**WHAT TO DO**
Your answer should be a single number: how many lines in the data below hold the string "storage".

Records from a collection of figures:
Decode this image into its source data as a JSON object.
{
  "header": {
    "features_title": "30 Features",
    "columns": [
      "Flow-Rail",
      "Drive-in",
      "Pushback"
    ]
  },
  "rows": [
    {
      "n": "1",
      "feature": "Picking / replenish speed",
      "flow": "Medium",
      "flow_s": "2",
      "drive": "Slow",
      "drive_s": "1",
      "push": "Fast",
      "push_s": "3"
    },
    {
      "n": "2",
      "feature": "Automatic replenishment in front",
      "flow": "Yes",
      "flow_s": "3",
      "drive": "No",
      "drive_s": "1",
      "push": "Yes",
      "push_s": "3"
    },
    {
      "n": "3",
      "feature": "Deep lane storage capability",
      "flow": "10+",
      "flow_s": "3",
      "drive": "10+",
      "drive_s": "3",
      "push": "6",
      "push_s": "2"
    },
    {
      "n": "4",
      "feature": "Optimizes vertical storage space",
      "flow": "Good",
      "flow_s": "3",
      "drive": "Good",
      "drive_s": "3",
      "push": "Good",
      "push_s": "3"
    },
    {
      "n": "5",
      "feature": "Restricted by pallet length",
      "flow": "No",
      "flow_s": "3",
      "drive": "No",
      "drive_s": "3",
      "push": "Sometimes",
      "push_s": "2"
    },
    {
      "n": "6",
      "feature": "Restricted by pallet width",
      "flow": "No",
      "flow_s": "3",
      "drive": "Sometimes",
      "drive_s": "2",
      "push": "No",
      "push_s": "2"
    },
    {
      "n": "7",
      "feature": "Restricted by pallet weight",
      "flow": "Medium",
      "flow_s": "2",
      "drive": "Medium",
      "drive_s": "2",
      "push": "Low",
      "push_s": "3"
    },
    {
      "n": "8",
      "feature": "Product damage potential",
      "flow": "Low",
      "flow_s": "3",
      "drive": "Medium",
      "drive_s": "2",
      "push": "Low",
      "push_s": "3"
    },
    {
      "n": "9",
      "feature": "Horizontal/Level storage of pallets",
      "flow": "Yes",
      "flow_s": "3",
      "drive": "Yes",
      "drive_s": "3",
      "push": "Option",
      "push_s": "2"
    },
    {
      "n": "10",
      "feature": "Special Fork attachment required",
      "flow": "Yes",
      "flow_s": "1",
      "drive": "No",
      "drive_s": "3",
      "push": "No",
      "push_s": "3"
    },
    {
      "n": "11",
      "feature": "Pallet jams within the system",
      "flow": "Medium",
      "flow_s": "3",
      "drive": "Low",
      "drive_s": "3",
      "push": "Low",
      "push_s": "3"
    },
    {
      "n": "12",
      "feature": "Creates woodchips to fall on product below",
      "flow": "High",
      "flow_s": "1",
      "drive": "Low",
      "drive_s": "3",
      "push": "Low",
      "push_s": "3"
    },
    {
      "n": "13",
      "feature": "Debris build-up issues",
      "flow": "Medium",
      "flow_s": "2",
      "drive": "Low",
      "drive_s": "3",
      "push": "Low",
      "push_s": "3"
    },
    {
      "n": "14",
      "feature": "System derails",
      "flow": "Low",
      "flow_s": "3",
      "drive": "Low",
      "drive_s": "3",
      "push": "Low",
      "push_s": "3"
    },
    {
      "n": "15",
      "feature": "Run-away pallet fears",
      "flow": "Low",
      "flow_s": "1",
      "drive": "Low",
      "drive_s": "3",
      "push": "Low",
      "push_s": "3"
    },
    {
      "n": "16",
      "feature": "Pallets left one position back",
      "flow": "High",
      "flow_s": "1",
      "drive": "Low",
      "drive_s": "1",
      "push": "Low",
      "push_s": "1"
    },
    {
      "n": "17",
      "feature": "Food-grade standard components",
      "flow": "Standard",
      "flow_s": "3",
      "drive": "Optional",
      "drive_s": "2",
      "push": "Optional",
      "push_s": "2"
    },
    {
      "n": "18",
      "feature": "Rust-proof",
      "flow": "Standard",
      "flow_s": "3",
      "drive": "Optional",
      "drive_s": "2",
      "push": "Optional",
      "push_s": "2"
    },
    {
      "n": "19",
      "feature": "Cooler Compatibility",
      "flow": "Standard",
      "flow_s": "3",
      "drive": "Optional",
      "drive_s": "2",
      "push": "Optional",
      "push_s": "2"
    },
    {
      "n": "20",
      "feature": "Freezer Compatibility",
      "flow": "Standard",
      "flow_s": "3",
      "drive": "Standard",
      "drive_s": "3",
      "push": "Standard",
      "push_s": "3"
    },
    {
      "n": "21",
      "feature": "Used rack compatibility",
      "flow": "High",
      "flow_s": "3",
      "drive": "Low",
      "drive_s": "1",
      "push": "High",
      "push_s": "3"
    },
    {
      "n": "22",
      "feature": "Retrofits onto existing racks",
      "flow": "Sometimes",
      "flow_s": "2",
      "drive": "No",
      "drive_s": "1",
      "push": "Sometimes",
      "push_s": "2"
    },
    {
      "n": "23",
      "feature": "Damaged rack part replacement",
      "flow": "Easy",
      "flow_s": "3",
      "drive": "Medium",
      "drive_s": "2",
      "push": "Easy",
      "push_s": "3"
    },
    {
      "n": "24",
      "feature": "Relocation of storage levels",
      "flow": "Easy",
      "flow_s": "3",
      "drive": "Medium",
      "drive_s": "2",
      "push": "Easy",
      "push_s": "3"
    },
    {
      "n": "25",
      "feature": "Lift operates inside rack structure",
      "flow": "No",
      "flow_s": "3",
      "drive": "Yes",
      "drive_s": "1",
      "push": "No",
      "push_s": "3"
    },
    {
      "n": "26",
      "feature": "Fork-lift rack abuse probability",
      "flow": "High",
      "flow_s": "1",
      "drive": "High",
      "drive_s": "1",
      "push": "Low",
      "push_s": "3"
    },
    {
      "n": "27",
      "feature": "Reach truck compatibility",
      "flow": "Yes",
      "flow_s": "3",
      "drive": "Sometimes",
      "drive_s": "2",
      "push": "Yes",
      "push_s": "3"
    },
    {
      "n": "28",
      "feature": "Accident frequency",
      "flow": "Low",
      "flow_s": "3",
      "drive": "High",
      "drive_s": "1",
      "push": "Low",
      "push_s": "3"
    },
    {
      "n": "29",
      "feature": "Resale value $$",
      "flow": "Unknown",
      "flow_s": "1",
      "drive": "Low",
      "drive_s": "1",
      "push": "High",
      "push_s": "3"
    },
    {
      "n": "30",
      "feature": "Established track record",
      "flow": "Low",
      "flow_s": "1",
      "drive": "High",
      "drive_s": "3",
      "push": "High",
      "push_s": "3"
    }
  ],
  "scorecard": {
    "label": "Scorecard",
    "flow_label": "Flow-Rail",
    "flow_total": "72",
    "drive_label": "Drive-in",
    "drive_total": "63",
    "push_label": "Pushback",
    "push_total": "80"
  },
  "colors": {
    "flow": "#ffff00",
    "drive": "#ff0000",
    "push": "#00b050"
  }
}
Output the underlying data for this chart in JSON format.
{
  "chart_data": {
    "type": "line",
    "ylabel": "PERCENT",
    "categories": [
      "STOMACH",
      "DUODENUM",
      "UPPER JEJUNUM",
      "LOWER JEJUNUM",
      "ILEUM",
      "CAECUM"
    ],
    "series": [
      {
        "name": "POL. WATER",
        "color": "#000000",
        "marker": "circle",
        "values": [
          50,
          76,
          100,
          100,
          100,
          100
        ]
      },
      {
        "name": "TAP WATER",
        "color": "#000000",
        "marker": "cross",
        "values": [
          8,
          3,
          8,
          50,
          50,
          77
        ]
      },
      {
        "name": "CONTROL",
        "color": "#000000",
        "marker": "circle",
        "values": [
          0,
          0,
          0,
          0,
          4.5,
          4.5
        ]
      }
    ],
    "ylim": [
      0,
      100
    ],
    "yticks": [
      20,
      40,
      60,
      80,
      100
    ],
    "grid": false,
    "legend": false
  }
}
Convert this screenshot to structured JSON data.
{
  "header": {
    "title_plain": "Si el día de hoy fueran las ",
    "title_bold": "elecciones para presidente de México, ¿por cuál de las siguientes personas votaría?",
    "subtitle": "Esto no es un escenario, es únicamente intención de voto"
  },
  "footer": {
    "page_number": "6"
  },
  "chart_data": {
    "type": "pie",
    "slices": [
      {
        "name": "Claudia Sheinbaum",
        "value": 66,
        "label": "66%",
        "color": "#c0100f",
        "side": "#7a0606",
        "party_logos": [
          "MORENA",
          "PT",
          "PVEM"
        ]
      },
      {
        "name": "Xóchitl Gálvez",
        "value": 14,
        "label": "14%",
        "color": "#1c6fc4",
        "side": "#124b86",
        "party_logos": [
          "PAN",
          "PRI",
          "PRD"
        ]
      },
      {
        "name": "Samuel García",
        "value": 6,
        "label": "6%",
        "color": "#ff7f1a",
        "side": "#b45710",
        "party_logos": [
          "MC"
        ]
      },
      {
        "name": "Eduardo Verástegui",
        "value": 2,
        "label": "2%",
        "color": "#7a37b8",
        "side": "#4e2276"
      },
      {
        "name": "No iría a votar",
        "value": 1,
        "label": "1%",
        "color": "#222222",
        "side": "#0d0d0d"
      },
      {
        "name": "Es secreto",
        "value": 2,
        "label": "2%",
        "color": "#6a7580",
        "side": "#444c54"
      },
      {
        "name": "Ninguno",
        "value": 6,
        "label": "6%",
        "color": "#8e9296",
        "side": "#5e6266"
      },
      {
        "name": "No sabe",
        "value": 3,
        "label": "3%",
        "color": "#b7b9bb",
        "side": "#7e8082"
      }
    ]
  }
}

**RESULT BELOW**
4